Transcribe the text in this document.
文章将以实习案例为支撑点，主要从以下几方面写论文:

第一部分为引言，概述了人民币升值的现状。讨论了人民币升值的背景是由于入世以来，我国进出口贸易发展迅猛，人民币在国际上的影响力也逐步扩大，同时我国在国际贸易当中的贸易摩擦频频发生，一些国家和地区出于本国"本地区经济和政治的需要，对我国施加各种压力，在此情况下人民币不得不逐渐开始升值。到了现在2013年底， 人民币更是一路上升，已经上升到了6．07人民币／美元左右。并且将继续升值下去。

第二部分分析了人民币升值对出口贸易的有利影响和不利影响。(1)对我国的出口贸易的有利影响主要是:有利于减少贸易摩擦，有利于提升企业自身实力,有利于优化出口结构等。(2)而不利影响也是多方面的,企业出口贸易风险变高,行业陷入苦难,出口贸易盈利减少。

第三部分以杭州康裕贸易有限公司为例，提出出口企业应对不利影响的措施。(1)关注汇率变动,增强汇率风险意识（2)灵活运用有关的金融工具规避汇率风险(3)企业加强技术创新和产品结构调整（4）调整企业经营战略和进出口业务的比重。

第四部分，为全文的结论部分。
* * *
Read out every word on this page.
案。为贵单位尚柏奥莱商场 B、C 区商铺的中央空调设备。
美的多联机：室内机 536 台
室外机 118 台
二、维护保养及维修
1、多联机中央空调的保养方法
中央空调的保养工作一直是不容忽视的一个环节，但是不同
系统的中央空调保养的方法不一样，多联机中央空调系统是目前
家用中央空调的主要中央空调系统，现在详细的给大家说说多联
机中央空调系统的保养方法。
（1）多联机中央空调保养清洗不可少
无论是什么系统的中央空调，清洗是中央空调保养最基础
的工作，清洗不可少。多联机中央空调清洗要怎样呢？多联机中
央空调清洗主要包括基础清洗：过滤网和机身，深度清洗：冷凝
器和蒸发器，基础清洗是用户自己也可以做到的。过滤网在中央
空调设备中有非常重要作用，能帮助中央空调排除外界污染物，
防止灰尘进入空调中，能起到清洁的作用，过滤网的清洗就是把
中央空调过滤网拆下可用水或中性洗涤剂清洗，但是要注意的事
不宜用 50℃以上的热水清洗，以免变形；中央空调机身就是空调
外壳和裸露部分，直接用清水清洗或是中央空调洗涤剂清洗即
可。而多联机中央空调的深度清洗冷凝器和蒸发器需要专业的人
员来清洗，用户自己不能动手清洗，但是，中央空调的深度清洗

--- WHAT THE TASK REQUIRES ---
Identify every line holding the word "this" and copy it out.

--- TASK ANSWER ---
Transcribe the text in this document.
Read out every word on this page.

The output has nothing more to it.